EXERCISE GOAL » Select all lines in the records that include "Pattern".

MATERIAL PROVIDED »
_____
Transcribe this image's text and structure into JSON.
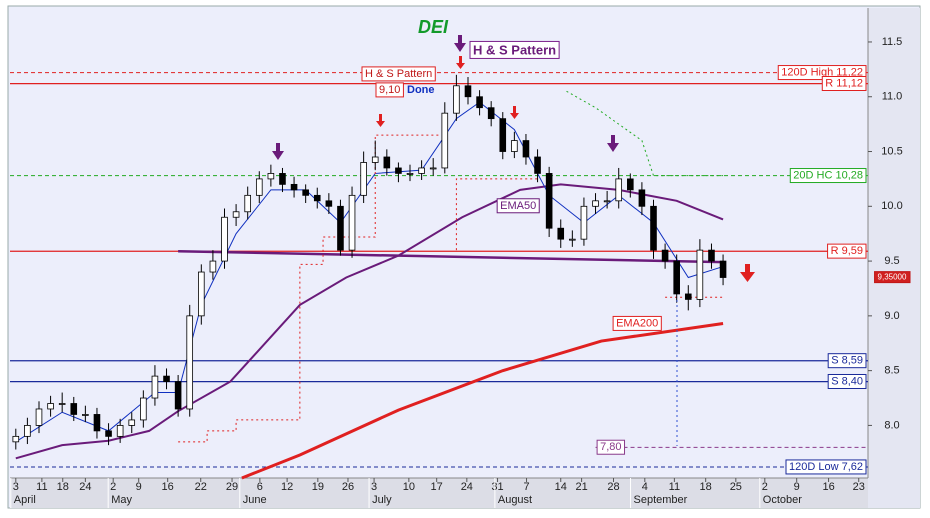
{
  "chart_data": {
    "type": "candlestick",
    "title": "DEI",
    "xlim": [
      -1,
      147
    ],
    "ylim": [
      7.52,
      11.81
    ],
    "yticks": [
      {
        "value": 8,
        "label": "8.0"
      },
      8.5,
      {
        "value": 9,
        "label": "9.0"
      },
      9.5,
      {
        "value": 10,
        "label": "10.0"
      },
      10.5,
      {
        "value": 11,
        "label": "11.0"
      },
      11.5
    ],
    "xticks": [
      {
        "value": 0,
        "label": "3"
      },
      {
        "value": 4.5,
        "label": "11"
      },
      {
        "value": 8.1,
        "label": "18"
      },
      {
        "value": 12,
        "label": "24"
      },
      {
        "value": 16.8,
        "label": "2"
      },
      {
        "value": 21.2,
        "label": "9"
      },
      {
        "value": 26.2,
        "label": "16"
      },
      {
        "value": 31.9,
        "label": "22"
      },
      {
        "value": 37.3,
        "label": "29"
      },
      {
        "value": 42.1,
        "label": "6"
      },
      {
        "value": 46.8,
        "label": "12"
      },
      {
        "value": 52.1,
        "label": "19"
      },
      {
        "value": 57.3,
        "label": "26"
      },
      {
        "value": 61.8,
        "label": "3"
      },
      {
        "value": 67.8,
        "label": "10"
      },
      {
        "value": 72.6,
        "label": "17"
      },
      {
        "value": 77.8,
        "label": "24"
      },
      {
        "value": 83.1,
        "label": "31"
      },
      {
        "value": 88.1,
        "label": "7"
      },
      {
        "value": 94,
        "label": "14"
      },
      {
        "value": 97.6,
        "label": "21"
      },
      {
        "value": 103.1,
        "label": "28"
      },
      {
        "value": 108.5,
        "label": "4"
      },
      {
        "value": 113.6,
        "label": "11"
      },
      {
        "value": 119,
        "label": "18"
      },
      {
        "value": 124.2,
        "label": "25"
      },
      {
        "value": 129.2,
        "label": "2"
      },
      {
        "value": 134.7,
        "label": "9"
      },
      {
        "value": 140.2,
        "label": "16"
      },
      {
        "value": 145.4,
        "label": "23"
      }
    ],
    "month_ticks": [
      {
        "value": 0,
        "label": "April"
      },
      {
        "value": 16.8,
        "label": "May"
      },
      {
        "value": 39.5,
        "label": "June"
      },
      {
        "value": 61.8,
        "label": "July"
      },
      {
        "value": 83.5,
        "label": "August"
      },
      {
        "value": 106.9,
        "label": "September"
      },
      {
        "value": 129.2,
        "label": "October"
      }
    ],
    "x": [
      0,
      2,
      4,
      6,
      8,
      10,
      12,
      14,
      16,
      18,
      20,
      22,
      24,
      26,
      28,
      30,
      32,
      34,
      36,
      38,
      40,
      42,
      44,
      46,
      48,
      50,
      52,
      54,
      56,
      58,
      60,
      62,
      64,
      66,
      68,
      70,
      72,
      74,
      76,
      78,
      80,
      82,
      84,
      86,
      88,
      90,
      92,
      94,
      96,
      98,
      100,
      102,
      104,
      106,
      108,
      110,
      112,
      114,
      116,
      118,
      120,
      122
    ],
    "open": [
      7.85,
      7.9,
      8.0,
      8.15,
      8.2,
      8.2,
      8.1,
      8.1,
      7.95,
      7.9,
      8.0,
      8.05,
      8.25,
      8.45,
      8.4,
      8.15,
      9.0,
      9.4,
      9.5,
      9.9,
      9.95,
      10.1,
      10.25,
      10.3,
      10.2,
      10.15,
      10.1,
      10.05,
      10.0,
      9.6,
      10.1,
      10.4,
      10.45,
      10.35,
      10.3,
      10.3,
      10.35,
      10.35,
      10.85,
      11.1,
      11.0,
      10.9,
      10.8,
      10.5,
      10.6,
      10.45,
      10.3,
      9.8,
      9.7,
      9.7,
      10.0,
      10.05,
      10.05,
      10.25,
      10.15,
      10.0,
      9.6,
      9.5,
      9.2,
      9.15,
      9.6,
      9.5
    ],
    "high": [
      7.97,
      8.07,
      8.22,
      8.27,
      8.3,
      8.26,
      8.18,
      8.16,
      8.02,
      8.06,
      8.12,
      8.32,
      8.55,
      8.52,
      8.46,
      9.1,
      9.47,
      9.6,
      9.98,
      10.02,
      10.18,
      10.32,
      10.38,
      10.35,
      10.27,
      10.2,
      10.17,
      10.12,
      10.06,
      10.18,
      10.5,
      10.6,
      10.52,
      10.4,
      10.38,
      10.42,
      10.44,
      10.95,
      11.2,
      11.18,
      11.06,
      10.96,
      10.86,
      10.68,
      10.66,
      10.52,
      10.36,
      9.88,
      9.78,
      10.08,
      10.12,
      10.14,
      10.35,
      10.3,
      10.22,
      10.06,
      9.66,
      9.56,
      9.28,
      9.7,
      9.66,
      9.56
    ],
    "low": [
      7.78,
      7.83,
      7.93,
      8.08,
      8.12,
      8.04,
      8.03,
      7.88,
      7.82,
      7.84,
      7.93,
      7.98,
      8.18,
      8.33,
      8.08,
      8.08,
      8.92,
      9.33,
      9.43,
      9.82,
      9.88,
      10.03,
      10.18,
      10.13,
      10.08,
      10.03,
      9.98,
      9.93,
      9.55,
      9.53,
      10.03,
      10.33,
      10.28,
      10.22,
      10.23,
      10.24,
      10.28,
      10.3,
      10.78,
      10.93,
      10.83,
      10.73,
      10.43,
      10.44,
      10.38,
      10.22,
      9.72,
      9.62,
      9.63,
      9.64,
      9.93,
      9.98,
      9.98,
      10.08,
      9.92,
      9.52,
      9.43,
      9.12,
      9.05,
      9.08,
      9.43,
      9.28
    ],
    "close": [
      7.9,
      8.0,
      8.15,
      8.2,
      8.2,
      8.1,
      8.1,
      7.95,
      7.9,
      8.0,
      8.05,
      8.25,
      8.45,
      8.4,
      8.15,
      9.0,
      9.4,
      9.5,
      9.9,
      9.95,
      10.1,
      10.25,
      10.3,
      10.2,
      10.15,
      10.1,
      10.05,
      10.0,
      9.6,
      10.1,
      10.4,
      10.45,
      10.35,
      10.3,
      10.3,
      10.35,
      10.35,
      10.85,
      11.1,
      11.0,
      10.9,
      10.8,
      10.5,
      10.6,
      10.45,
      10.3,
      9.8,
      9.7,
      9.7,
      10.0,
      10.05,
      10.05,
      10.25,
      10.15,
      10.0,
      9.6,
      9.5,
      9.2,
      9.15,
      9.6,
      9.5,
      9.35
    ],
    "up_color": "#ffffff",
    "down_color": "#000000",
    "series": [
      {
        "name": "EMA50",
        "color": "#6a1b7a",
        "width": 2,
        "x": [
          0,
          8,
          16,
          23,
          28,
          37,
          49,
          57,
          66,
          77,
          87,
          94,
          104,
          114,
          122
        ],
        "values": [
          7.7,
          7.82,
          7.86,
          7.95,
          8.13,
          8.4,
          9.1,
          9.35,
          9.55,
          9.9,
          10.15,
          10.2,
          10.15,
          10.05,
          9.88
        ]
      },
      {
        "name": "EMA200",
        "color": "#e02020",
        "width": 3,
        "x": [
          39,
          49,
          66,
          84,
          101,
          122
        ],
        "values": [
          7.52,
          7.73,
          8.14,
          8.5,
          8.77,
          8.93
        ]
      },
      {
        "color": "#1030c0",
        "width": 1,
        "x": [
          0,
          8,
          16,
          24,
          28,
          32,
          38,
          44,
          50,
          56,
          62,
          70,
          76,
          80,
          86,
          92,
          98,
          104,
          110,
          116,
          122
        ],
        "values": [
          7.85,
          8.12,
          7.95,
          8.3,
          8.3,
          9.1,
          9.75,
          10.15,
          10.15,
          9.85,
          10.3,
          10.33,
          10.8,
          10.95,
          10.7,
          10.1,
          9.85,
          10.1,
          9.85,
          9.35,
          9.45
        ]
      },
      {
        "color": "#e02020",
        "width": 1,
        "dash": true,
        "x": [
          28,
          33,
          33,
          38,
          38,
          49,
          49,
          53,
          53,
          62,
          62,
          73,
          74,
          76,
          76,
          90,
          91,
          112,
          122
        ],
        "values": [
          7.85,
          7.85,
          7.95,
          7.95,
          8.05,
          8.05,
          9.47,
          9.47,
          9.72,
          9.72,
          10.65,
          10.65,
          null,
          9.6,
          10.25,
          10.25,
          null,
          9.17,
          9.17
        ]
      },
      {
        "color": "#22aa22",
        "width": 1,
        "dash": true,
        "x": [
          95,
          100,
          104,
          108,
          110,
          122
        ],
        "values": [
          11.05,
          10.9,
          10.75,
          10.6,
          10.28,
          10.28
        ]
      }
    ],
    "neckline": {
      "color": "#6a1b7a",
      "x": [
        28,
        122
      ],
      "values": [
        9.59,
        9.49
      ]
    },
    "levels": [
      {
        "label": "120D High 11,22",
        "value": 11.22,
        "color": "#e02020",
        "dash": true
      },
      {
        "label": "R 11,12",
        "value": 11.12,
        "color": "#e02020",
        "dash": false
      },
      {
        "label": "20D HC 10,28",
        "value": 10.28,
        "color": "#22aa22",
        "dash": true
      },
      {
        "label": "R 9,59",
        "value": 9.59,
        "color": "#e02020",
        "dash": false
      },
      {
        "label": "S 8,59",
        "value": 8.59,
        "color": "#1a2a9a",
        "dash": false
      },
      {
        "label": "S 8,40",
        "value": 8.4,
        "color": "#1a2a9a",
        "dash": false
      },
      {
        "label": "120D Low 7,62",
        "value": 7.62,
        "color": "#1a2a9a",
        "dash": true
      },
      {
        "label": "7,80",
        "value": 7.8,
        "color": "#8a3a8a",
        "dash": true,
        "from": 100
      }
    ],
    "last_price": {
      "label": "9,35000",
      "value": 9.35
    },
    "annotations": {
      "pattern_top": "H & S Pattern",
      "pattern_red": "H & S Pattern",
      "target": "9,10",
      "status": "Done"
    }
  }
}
_____
THE RESPONSE »
      "pattern_top": "H & S Pattern",
      "pattern_red": "H & S Pattern",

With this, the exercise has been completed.